▸ Stored data:
——
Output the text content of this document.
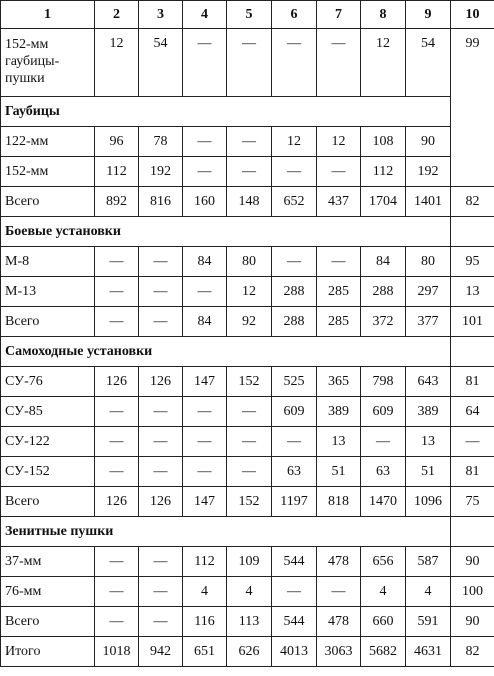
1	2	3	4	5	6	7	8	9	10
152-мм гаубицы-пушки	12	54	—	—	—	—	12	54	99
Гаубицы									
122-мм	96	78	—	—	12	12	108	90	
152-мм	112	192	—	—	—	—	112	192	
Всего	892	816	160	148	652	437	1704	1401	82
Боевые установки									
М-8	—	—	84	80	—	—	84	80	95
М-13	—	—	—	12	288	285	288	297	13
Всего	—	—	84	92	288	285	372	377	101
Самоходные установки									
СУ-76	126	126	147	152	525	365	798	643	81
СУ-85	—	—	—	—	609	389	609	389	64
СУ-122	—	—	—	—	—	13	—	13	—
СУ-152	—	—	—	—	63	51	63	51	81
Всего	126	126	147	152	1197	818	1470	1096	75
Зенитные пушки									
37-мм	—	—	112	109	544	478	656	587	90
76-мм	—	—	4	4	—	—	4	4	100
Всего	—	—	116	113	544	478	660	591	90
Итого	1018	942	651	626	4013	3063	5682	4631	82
——
Copy all lines from the material that hold "Всего".

Всего	892	816	160	148	652	437	1704	1401	82
Всего	—	—	84	92	288	285	372	377	101
Всего	126	126	147	152	1197	818	1470	1096	75
Всего	—	—	116	113	544	478	660	591	90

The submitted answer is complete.